From the listing below, pull out every line where the string "ffffff" appears.

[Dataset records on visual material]
-*-

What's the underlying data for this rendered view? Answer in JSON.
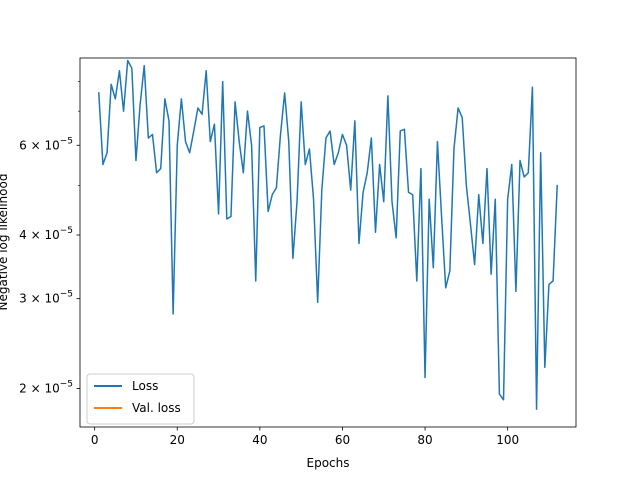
{
  "chart_data": {
    "type": "line",
    "title": "",
    "xlabel": "Epochs",
    "ylabel": "Negative log likelihood",
    "xlim": [
      -3.55,
      116.55
    ],
    "ylim": [
      1.68e-05,
      8.9e-05
    ],
    "yscale": "log",
    "x_ticks": [
      0,
      20,
      40,
      60,
      80,
      100
    ],
    "x_tick_labels": [
      "0",
      "20",
      "40",
      "60",
      "80",
      "100"
    ],
    "y_major_ticks": [
      2e-05,
      3e-05,
      4e-05,
      6e-05
    ],
    "y_major_tick_labels": [
      {
        "mantissa": "2",
        "exponent": "−5"
      },
      {
        "mantissa": "3",
        "exponent": "−5"
      },
      {
        "mantissa": "4",
        "exponent": "−5"
      },
      {
        "mantissa": "6",
        "exponent": "−5"
      }
    ],
    "y_minor_ticks": [
      5e-05,
      7e-05,
      8e-05
    ],
    "grid": false,
    "legend": {
      "placement": "lower left",
      "entries": [
        {
          "label": "Loss",
          "color": "#1f77b4"
        },
        {
          "label": "Val. loss",
          "color": "#ff7f0e"
        }
      ]
    },
    "series": [
      {
        "name": "Loss",
        "color": "#1f77b4",
        "x": [
          1,
          2,
          3,
          4,
          5,
          6,
          7,
          8,
          9,
          10,
          11,
          12,
          13,
          14,
          15,
          16,
          17,
          18,
          19,
          20,
          21,
          22,
          23,
          24,
          25,
          26,
          27,
          28,
          29,
          30,
          31,
          32,
          33,
          34,
          35,
          36,
          37,
          38,
          39,
          40,
          41,
          42,
          43,
          44,
          45,
          46,
          47,
          48,
          49,
          50,
          51,
          52,
          53,
          54,
          55,
          56,
          57,
          58,
          59,
          60,
          61,
          62,
          63,
          64,
          65,
          66,
          67,
          68,
          69,
          70,
          71,
          72,
          73,
          74,
          75,
          76,
          77,
          78,
          79,
          80,
          81,
          82,
          83,
          84,
          85,
          86,
          87,
          88,
          89,
          90,
          91,
          92,
          93,
          94,
          95,
          96,
          97,
          98,
          99,
          100,
          101,
          102,
          103,
          104,
          105,
          106,
          107,
          108,
          109,
          110,
          111,
          112
        ],
        "values": [
          7.6e-05,
          5.5e-05,
          5.8e-05,
          7.9e-05,
          7.4e-05,
          8.4e-05,
          7e-05,
          8.8e-05,
          8.5e-05,
          5.6e-05,
          7.2e-05,
          8.6e-05,
          6.2e-05,
          6.3e-05,
          5.3e-05,
          5.4e-05,
          7.4e-05,
          6.7e-05,
          2.8e-05,
          6e-05,
          7.4e-05,
          6.1e-05,
          5.8e-05,
          6.4e-05,
          7.1e-05,
          6.9e-05,
          8.4e-05,
          6.1e-05,
          6.6e-05,
          4.4e-05,
          8e-05,
          4.3e-05,
          4.35e-05,
          7.3e-05,
          6.1e-05,
          5.3e-05,
          7e-05,
          6e-05,
          3.25e-05,
          6.5e-05,
          6.55e-05,
          4.45e-05,
          4.8e-05,
          4.95e-05,
          6.3e-05,
          7.6e-05,
          6.1e-05,
          3.6e-05,
          4.65e-05,
          7.3e-05,
          5.5e-05,
          5.9e-05,
          4.7e-05,
          2.95e-05,
          4.9e-05,
          6.2e-05,
          6.4e-05,
          5.5e-05,
          5.8e-05,
          6.3e-05,
          6e-05,
          4.9e-05,
          6.7e-05,
          3.85e-05,
          4.85e-05,
          5.3e-05,
          6.2e-05,
          4.05e-05,
          5.5e-05,
          4.65e-05,
          7.5e-05,
          4.65e-05,
          3.95e-05,
          6.4e-05,
          6.45e-05,
          4.85e-05,
          4.8e-05,
          3.25e-05,
          5.4e-05,
          2.1e-05,
          4.7e-05,
          3.45e-05,
          6.1e-05,
          4.35e-05,
          3.15e-05,
          3.4e-05,
          5.9e-05,
          7.1e-05,
          6.8e-05,
          5e-05,
          4.2e-05,
          3.5e-05,
          4.8e-05,
          3.85e-05,
          5.4e-05,
          3.35e-05,
          4.7e-05,
          1.95e-05,
          1.9e-05,
          4.7e-05,
          5.5e-05,
          3.1e-05,
          5.6e-05,
          5.2e-05,
          5.3e-05,
          7.8e-05,
          1.82e-05,
          5.8e-05,
          2.2e-05,
          3.2e-05,
          3.25e-05,
          5e-05
        ]
      },
      {
        "name": "Val. loss",
        "color": "#ff7f0e",
        "x": [],
        "values": []
      }
    ]
  }
}
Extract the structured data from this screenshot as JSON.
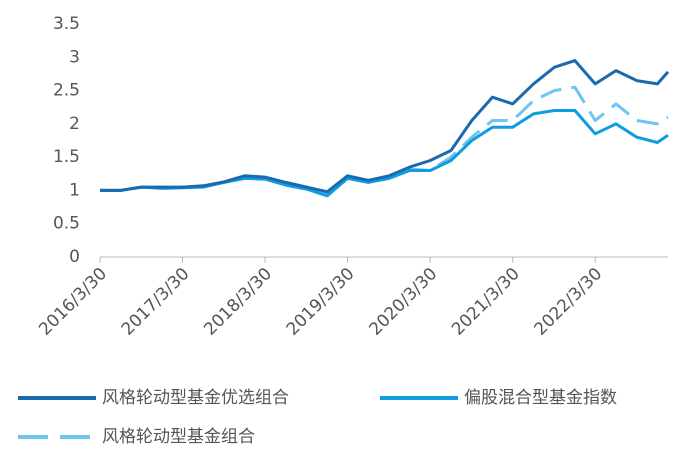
{
  "chart_data": {
    "type": "line",
    "x": [
      "2016/3/30",
      "2016/6/30",
      "2016/9/30",
      "2016/12/30",
      "2017/3/30",
      "2017/6/30",
      "2017/9/30",
      "2017/12/30",
      "2018/3/30",
      "2018/6/30",
      "2018/9/30",
      "2018/12/30",
      "2019/3/30",
      "2019/6/30",
      "2019/9/30",
      "2019/12/30",
      "2020/3/30",
      "2020/6/30",
      "2020/9/30",
      "2020/12/30",
      "2021/3/30",
      "2021/6/30",
      "2021/9/30",
      "2021/12/30",
      "2022/3/30",
      "2022/6/30",
      "2022/9/30",
      "2022/12/30",
      "2023/2/15"
    ],
    "series": [
      {
        "name": "风格轮动型基金优选组合",
        "color": "#1a6aad",
        "dash": false,
        "values": [
          1,
          1.0,
          1.05,
          1.05,
          1.05,
          1.07,
          1.13,
          1.22,
          1.2,
          1.12,
          1.05,
          0.98,
          1.22,
          1.15,
          1.22,
          1.35,
          1.45,
          1.6,
          2.05,
          2.4,
          2.3,
          2.6,
          2.85,
          2.95,
          2.6,
          2.8,
          2.65,
          2.6,
          2.78
        ]
      },
      {
        "name": "偏股混合型基金指数",
        "color": "#0e9de0",
        "dash": false,
        "values": [
          1,
          1.0,
          1.05,
          1.03,
          1.04,
          1.05,
          1.12,
          1.18,
          1.17,
          1.08,
          1.02,
          0.92,
          1.18,
          1.12,
          1.18,
          1.3,
          1.3,
          1.45,
          1.75,
          1.95,
          1.95,
          2.15,
          2.2,
          2.2,
          1.85,
          2.0,
          1.8,
          1.72,
          1.83
        ]
      },
      {
        "name": "风格轮动型基金组合",
        "color": "#6ec5ef",
        "dash": true,
        "values": [
          1,
          1.0,
          1.05,
          1.04,
          1.04,
          1.06,
          1.12,
          1.2,
          1.18,
          1.1,
          1.03,
          0.94,
          1.2,
          1.13,
          1.2,
          1.32,
          1.3,
          1.5,
          1.8,
          2.05,
          2.05,
          2.35,
          2.5,
          2.55,
          2.05,
          2.3,
          2.05,
          2.0,
          2.1
        ]
      }
    ],
    "xlim": [
      "2016/3/30",
      "2023/2/15"
    ],
    "xticks": [
      "2016/3/30",
      "2017/3/30",
      "2018/3/30",
      "2019/3/30",
      "2020/3/30",
      "2021/3/30",
      "2022/3/30"
    ],
    "ylim": [
      0,
      3.5
    ],
    "yticks": [
      0,
      0.5,
      1,
      1.5,
      2,
      2.5,
      3,
      3.5
    ],
    "grid": false,
    "legend": "bottom"
  }
}
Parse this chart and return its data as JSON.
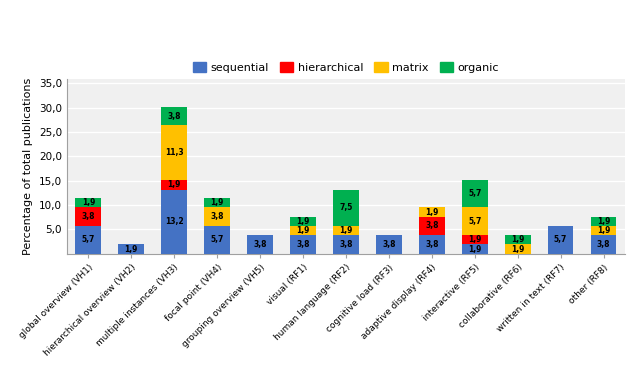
{
  "categories": [
    "global overview (VH1)",
    "hierarchical overview (VH2)",
    "multiple instances (VH3)",
    "focal point (VH4)",
    "grouping overview (VH5)",
    "visual (RF1)",
    "human language (RF2)",
    "cognitive load (RF3)",
    "adaptive display (RF4)",
    "interactive (RF5)",
    "collaborative (RF6)",
    "written in text (RF7)",
    "other (RF8)"
  ],
  "sequential": [
    5.7,
    1.9,
    13.2,
    5.7,
    3.8,
    3.8,
    3.8,
    3.8,
    3.8,
    1.9,
    0.0,
    5.7,
    3.8
  ],
  "hierarchical": [
    3.8,
    0.0,
    1.9,
    0.0,
    0.0,
    0.0,
    0.0,
    0.0,
    3.8,
    1.9,
    0.0,
    0.0,
    0.0
  ],
  "matrix": [
    0.0,
    0.0,
    11.3,
    3.8,
    0.0,
    1.9,
    1.9,
    0.0,
    1.9,
    5.7,
    1.9,
    0.0,
    1.9
  ],
  "organic": [
    1.9,
    0.0,
    3.8,
    1.9,
    0.0,
    1.9,
    7.5,
    0.0,
    0.0,
    5.7,
    1.9,
    0.0,
    1.9
  ],
  "colors": {
    "sequential": "#4472c4",
    "hierarchical": "#ff0000",
    "matrix": "#ffc000",
    "organic": "#00b050"
  },
  "ylabel": "Percentage of total publications",
  "ylim": [
    0,
    36
  ],
  "yticks": [
    5,
    10,
    15,
    20,
    25,
    30,
    35
  ],
  "ytick_labels": [
    "5,0",
    "10,0",
    "15,0",
    "20,0",
    "25,0",
    "30,0",
    "35,0"
  ],
  "background_color": "#ffffff",
  "plot_bg_color": "#f0f0f0",
  "grid_color": "#ffffff"
}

-*-

## [REPLY]
  "background_color": "#ffffff",
  "grid_color": "#ffffff"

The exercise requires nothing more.